#### What the task asks:
Gather every line holding the string "Covariate".

#### Working data:
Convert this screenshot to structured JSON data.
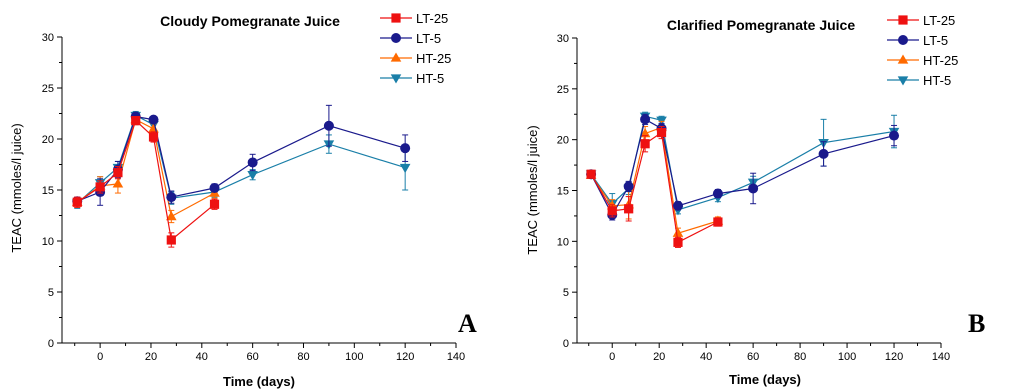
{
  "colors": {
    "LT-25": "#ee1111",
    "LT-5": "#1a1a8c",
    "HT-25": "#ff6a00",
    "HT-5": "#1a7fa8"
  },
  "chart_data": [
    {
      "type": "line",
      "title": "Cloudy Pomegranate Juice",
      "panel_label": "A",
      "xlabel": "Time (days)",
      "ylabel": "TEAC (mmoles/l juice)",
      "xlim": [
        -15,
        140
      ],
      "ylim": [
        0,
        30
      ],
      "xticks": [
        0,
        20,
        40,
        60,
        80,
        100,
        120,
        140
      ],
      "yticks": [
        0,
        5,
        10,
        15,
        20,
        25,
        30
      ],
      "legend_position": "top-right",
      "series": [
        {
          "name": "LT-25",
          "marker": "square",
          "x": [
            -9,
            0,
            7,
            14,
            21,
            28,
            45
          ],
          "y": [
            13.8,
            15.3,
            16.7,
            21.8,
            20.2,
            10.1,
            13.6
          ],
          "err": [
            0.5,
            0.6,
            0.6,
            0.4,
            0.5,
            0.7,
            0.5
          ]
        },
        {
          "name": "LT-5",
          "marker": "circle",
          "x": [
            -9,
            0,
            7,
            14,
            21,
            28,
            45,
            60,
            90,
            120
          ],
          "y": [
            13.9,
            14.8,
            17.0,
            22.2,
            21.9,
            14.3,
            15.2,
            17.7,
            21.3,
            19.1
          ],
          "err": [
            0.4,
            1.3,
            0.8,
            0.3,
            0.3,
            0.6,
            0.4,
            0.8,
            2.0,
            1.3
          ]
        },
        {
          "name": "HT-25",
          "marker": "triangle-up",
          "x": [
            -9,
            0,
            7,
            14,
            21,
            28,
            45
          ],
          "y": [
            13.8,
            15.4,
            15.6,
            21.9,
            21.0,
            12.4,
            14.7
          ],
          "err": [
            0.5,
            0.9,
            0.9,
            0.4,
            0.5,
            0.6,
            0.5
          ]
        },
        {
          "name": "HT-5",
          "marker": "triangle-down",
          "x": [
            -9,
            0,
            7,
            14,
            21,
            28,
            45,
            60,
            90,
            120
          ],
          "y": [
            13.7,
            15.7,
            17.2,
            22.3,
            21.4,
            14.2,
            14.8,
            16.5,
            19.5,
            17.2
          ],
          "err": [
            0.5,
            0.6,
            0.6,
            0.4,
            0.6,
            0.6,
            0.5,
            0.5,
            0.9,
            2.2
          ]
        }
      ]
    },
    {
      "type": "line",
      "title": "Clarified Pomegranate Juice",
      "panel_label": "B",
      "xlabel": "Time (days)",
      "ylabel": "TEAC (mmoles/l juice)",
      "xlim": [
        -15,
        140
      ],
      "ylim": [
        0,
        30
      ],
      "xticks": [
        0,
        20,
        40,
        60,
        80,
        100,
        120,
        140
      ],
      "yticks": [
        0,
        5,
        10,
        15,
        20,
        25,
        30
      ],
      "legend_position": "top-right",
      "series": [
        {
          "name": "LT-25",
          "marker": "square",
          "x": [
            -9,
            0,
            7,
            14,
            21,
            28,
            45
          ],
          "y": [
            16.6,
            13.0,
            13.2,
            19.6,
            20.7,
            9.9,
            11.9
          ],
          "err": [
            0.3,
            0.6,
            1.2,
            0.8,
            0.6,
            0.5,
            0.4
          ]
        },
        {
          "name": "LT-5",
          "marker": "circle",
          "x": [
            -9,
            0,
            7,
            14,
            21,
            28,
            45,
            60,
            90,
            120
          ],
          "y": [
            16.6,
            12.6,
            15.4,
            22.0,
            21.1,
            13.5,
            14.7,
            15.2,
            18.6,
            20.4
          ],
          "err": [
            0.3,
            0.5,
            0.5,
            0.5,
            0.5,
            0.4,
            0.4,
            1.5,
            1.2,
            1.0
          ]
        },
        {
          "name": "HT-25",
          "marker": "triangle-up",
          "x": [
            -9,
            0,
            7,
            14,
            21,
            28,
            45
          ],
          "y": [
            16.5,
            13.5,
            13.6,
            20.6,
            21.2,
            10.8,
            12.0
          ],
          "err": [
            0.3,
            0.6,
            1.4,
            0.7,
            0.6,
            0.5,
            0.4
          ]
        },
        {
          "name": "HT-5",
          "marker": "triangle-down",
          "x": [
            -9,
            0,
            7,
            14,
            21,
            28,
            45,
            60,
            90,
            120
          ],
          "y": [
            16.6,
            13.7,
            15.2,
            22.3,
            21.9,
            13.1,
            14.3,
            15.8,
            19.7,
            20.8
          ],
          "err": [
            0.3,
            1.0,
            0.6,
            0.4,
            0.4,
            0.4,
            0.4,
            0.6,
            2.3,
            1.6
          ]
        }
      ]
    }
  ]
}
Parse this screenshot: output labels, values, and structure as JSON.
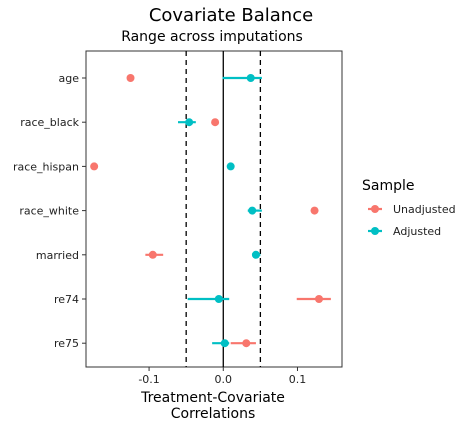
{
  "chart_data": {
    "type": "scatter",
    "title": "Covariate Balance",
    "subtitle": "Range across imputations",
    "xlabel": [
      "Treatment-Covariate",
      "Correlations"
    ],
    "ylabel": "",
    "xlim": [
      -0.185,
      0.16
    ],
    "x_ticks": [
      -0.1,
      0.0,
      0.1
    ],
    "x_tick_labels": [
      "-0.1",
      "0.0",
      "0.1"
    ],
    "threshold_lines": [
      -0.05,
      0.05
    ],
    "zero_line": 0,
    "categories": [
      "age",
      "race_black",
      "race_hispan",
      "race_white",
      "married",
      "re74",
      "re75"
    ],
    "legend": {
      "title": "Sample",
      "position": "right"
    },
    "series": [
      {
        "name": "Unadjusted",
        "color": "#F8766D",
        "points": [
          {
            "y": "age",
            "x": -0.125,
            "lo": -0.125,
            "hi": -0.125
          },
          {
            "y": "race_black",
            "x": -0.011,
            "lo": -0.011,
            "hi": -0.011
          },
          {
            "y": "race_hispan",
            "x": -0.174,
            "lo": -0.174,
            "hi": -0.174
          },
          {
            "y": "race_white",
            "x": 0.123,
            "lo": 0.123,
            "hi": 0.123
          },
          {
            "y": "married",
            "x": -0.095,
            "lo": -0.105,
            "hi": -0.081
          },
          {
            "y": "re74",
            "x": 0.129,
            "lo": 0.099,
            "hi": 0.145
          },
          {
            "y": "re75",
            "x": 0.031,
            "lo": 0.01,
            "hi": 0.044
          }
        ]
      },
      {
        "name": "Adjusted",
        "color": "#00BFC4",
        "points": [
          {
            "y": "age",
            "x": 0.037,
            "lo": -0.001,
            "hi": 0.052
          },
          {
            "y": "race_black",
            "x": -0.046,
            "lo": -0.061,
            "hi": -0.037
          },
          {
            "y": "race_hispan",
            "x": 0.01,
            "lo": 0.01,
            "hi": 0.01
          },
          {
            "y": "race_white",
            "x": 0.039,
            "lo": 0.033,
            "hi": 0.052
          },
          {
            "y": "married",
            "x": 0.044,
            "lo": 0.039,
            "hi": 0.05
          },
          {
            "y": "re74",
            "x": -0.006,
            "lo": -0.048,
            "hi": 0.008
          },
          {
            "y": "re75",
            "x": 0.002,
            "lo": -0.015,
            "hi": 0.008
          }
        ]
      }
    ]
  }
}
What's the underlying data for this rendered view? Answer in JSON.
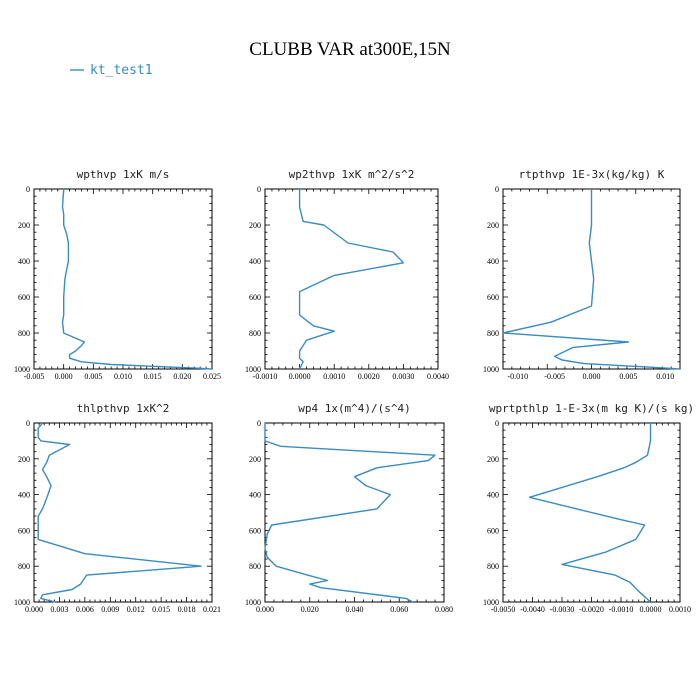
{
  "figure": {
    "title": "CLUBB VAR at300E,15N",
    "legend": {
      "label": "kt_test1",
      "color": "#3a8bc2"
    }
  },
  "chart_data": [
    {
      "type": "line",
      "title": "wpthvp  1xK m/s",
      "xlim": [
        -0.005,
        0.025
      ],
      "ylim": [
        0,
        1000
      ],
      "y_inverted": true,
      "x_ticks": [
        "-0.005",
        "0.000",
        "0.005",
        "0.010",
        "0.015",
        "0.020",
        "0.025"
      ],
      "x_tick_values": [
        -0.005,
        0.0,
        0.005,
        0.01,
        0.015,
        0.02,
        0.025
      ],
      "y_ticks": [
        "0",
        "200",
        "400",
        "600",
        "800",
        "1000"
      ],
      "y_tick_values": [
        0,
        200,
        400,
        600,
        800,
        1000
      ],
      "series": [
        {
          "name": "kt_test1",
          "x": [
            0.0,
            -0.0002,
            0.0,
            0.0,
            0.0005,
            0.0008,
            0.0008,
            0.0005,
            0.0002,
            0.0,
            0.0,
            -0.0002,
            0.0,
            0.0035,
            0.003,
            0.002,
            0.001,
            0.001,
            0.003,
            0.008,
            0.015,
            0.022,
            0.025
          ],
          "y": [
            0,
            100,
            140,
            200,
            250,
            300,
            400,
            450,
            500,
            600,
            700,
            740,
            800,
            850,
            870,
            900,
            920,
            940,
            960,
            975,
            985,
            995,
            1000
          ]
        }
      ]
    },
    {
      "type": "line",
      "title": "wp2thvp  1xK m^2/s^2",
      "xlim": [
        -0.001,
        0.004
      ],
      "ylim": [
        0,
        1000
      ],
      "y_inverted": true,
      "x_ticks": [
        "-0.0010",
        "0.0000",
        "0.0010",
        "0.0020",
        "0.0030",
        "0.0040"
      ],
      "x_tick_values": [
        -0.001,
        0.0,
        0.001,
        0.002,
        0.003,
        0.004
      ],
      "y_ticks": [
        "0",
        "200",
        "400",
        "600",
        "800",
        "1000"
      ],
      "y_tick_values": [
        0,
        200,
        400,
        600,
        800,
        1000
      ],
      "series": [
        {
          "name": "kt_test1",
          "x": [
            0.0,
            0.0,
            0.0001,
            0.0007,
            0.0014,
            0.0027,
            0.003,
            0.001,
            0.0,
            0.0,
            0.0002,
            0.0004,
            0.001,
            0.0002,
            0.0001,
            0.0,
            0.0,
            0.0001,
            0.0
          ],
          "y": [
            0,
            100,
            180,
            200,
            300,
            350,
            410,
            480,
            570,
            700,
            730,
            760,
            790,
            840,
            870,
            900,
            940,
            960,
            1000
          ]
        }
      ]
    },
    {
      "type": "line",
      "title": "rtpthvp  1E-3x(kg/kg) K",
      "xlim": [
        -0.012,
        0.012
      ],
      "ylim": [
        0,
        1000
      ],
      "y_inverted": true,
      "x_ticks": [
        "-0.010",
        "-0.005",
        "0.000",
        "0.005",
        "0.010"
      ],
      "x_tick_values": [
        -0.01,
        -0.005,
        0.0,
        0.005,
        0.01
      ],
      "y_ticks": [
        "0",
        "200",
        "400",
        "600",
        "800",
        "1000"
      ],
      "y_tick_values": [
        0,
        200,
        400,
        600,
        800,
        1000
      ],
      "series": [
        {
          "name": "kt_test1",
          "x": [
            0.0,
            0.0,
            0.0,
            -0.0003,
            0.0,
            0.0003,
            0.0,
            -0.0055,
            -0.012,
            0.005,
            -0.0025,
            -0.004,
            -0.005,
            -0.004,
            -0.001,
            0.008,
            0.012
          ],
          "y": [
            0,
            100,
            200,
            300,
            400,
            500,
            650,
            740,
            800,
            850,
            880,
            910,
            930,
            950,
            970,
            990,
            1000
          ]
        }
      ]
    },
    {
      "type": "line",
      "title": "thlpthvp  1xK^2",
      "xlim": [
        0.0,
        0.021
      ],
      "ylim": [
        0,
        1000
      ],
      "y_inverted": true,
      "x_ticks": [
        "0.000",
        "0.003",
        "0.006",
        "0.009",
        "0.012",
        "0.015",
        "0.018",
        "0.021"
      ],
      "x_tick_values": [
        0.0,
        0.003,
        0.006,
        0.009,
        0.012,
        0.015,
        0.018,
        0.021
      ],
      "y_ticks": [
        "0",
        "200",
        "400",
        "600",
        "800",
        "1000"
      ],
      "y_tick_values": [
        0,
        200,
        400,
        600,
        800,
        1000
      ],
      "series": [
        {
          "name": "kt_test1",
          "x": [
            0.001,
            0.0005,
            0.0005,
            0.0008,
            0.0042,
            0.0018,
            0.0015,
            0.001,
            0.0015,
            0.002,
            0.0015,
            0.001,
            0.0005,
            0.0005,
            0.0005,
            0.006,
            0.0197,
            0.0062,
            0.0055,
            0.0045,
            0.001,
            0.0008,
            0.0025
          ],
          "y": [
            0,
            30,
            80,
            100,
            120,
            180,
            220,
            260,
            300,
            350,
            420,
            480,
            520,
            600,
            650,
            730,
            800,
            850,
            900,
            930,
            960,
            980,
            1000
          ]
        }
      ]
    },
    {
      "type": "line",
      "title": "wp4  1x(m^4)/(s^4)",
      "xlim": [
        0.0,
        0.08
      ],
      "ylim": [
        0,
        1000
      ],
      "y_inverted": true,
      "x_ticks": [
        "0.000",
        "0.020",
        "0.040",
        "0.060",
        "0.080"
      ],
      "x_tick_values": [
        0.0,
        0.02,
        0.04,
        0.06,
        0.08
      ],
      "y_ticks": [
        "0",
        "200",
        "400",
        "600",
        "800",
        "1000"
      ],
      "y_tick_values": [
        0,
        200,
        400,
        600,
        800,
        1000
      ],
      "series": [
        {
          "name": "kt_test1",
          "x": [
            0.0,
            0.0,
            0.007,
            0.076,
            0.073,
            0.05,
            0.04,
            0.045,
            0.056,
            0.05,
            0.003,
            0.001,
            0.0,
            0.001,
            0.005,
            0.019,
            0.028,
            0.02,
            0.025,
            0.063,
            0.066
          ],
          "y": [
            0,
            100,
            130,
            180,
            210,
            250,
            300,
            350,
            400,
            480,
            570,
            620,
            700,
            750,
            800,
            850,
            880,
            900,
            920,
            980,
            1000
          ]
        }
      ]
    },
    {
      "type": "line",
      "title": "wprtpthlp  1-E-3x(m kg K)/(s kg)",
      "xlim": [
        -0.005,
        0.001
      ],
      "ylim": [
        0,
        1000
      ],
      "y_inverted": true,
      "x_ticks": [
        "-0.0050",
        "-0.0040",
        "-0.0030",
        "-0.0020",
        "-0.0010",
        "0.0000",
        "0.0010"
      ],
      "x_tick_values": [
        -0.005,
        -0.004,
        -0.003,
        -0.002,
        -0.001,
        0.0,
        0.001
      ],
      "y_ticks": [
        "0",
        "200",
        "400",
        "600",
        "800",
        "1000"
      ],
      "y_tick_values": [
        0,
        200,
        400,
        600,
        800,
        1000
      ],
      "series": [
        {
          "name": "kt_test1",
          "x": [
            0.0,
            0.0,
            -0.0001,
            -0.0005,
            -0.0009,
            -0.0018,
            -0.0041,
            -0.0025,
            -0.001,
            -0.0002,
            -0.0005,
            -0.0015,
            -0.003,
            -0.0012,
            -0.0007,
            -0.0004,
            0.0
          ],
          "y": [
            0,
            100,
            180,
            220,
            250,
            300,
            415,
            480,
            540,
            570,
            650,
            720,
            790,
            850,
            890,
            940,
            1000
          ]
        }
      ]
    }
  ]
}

#### Exercise output:
    "title": "Covariate Balance",
      "Treatment-Covariate",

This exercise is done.